Task prompt »
List every cause of frailty named in the supplied text.

Supplied text »
------------------------------------------------------------------------
The main causes of frailty are advanced age, reduced appetite, alterations in taste, loss of teeth, uraemic toxicity, metabolic acidosis and poor physical activity, but it can also be caused by intentional dietary protein restriction. In our study, we did not assess muscle mass directly or with strength tests. Nevertheless, we found stable BMI and albumin serum concentrations in patients receiving nutrition therapy at the end of follow-up.
These data are not surprising because other experimental findings show that the transition from a daily dietary protein content of 1.1 to 0.45 g/kg/day supplemented with keto-analogues increases muscle protein recycling up to 86% [38], and reduced protein content transitioning from 0.55 to 0.45 g/kg/day reduces protein catabolism assessed as oxidative deamination of leucine [39].
Nevertheless, malnutrition can be avoided and muscle tropism can be maintained provided adequate energy support and physical activity [40] are guaranteed. In fact, there is an inverse relationship between the amount of dietary calories and muscle mass in individuals with severe CKD assuming 0.55–0.6 g/kg/day of protein randomly assigned to receive a daily caloric intake of 45, 35, 25 or 15 kcal/kg [41]. This finding justifies an advised caloric intake of 30–35 kcal/kg/day with an LPD or very LPD.
This caloric intake is a difficult target to reach but some important considerations are necessary:
Energy needs are reduced from 8% to 20% with a sedentary lifestyle (Human Energy Requirements. Report of a joint FAO/WHO/ONU expert consultation 2001. www.fao.org).
Energy needs decrease by 7–10 kcal/year after the age of 30 years [Dietary reference intakes for energy, carbohydrate, fibre, fat, fatty acids, cholesterol, protein, and amino acids (Macronutrients) National Academic Press 2005].
Physical activity energy expenditure is reduced in CKD patients [42].
Therefore, energy needs in CKD should be individualized based on basal metabolism and usual physical activity, which could be determined with simple equations for CKD individuals [43].
Our analysis has several limitations because it is retrospective, not controlled and not randomized. Furthermore, there are biases in the assessment of renal function with eGFR rather than calculated GFR, which is perhaps more accurate because indirectly evaluates muscle mass through urine creatinine. Ideal body weight could have been underestimated by the Keys formula, and there was not an evaluation of muscle mass. However, the key strength of this study is that these results confirm the suggestions noted in the guidelines despite not coming from a trial specially designed for this purpose. In our opinion, a well-designed nutritional therapy should not be viewed simply as a conservative approach for severe CKD, because it has the greater possibility of a pre-emptive kidney transplant and is a useful adjunct tool to dialysis therapy in frail elderly patients [44, 45] that preserves residual renal function [46].
CONCLUSIONS
Based on our experience, we can say that nutritional therapy should not be considered a second choice approach for CKD in agreement with recent Italian statements [29], and should be used across nephrology wards. The last, but not least, important aspect is patient quality of life and cost, but there is insufficient data on these aspects. These are important issues that must certainly be investigated in further studies.
CONFLICT OF INTEREST STATEMENT
None declared. The results presented in this paper have not been published previously in whole or part, except in abstract format.
------------------------------------------------------------------------
Input data »
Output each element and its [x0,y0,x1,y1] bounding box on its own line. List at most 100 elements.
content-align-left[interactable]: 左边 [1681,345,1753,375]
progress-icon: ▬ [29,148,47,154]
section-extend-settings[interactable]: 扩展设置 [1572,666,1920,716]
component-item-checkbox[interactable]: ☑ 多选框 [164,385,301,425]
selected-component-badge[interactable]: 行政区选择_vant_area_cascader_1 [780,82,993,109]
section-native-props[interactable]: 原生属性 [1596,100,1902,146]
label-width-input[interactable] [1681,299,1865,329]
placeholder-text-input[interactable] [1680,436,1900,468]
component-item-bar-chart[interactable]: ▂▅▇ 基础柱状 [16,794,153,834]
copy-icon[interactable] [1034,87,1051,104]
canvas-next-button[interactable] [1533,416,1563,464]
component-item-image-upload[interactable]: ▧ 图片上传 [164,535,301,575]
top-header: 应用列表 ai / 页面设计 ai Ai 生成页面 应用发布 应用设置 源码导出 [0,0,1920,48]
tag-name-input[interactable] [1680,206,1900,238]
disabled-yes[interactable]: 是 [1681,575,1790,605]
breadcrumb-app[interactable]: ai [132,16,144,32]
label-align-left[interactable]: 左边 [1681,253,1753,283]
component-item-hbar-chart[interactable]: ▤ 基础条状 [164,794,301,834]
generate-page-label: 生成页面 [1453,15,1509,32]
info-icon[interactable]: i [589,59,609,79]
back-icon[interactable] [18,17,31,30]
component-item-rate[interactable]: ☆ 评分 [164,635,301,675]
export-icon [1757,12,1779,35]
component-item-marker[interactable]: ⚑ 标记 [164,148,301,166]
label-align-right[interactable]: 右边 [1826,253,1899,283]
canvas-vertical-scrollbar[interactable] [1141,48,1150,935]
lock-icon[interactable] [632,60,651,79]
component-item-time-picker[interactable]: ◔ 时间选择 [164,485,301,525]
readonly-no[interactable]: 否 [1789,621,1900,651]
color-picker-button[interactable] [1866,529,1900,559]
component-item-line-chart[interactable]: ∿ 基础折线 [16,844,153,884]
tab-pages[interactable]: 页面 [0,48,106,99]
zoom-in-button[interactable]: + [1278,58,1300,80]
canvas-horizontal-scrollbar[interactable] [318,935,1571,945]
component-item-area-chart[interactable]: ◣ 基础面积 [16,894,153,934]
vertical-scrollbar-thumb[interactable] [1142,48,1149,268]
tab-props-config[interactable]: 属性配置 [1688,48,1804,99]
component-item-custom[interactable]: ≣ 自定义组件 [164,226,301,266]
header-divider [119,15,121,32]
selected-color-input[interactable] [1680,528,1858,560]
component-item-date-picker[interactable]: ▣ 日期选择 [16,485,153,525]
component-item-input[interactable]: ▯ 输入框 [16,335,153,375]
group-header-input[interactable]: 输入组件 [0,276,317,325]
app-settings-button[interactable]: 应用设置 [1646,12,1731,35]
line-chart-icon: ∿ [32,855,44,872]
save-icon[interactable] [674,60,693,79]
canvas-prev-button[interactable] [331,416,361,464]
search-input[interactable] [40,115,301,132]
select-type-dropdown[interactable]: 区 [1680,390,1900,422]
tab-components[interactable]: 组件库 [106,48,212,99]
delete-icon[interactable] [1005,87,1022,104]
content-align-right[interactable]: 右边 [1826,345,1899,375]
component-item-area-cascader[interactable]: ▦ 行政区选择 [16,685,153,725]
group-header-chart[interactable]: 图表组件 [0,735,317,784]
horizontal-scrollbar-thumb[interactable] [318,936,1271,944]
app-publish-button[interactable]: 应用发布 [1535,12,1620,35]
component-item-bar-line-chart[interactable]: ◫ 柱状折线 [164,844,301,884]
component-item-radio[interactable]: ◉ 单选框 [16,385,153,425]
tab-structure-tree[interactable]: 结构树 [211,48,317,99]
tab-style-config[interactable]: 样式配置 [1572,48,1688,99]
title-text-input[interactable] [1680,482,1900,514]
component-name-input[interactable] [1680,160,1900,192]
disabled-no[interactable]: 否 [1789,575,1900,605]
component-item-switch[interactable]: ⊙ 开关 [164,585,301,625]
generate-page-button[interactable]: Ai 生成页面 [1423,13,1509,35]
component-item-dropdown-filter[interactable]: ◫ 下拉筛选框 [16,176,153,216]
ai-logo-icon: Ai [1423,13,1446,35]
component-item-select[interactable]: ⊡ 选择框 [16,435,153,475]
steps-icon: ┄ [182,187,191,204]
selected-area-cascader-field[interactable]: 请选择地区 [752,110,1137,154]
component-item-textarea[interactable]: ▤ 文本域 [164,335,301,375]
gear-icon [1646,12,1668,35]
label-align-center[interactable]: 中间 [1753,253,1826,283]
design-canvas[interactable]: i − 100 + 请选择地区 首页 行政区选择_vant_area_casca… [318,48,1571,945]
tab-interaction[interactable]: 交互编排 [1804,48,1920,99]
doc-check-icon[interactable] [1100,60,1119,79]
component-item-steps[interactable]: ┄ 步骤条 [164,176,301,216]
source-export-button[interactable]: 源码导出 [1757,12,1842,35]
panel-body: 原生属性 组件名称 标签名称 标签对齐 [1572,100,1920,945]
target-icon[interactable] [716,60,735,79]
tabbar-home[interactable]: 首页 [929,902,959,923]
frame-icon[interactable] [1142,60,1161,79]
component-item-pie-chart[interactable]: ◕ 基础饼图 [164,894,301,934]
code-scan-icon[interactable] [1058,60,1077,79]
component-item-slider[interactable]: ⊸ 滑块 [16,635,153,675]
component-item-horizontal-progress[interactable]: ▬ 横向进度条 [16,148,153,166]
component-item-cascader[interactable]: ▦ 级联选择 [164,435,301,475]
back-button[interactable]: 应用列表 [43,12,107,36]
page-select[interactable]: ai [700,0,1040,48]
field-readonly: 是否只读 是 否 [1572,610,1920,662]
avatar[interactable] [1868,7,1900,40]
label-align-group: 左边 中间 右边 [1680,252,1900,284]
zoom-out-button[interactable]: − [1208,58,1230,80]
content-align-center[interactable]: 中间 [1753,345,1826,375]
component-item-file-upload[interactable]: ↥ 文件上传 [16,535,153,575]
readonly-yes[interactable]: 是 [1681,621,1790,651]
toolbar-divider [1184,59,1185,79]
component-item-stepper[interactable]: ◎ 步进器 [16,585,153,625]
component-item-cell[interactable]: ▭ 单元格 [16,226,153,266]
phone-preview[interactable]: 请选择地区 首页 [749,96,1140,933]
------------------------------------------------------------------------
Written answer »
- Advanced age
- Reduced appetite
- Alterations in taste
- Loss of teeth
- Uraemic toxicity
- Metabolic acidosis
- Poor physical activity
- Intentional dietary protein restriction